▸ Objective
Which lines contain the string "killed"? Please list every one of them.

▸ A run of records
● ● ● ● ● ● ●
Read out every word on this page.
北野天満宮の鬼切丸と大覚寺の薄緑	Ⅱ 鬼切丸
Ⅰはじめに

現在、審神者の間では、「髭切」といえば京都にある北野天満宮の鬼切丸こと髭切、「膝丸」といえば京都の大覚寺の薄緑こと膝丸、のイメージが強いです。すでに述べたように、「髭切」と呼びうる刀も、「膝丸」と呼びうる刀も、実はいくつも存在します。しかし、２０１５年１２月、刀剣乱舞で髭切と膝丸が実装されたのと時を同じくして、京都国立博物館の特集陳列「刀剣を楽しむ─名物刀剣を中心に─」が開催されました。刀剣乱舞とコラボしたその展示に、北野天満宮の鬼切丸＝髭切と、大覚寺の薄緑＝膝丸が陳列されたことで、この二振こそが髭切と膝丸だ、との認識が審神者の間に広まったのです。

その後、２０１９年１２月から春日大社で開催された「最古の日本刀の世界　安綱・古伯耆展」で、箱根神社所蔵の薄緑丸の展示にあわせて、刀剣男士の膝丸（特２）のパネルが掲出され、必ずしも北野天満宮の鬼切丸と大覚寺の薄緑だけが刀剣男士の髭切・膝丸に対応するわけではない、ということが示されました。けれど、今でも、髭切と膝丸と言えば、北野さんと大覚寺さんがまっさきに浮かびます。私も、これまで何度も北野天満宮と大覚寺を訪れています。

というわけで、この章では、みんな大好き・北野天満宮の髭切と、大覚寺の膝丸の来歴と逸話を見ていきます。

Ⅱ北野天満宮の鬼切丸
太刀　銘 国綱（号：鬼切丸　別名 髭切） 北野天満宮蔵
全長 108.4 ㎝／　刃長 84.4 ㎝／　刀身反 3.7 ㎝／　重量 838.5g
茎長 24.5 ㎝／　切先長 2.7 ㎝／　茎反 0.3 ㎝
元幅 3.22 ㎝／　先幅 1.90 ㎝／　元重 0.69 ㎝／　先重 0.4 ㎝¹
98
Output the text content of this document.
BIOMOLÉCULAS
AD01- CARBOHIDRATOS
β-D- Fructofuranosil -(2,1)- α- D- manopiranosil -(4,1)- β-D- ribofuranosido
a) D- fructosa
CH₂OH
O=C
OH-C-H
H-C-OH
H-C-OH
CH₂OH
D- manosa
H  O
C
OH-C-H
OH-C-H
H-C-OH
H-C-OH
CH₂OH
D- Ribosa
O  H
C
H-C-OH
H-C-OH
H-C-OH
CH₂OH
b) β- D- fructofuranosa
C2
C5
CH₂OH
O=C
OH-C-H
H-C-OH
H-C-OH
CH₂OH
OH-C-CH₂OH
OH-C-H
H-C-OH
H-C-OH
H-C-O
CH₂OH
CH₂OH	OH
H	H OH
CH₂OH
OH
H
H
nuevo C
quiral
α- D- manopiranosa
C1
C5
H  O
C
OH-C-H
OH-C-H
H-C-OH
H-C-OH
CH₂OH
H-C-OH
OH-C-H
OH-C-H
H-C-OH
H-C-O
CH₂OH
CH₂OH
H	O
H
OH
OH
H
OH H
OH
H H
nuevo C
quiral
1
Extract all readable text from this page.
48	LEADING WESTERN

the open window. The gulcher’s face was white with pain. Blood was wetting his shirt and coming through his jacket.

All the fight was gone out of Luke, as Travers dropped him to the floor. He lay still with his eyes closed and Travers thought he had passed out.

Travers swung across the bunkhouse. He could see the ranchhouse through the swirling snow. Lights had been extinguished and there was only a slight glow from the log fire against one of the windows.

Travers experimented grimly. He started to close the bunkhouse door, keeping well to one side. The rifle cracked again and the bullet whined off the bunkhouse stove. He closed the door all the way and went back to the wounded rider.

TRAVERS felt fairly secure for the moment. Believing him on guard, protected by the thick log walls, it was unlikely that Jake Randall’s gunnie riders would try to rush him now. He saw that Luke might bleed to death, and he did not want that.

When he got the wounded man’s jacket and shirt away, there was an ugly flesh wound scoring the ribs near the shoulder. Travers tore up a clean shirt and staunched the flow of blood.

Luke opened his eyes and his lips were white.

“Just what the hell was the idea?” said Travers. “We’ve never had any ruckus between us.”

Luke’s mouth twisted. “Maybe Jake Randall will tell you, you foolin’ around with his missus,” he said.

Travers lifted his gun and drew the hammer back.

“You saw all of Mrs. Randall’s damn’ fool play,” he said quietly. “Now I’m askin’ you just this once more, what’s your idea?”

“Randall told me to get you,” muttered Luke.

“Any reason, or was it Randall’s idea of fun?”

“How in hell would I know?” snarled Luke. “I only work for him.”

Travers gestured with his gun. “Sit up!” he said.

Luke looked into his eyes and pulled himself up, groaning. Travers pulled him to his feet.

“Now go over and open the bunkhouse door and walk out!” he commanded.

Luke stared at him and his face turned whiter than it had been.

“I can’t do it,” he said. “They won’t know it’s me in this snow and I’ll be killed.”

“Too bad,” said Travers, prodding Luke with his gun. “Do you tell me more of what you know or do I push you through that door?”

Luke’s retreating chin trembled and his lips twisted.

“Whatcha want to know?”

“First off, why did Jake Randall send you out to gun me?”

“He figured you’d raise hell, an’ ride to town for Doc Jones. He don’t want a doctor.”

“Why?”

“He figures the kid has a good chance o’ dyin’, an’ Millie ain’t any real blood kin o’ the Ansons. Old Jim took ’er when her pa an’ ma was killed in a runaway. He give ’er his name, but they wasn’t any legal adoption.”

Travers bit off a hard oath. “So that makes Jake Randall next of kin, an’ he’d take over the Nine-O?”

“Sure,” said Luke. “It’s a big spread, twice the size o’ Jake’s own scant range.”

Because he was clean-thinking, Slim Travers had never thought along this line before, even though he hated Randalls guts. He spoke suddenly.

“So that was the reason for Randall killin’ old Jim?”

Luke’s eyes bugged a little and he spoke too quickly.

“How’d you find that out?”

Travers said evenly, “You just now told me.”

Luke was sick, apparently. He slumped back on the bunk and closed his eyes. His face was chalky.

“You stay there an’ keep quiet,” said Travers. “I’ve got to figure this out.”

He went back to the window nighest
● ● ● ● ● ● ●
▸ Final result
“I can’t do it,” he said. “They won’t know it’s me in this snow and I’ll be killed.”
“He figures the kid has a good chance o’ dyin’, an’ Millie ain’t any real blood kin o’ the Ansons. Old Jim took ’er when her pa an’ ma was killed in a runaway. He give ’er his name, but they wasn’t any legal adoption.”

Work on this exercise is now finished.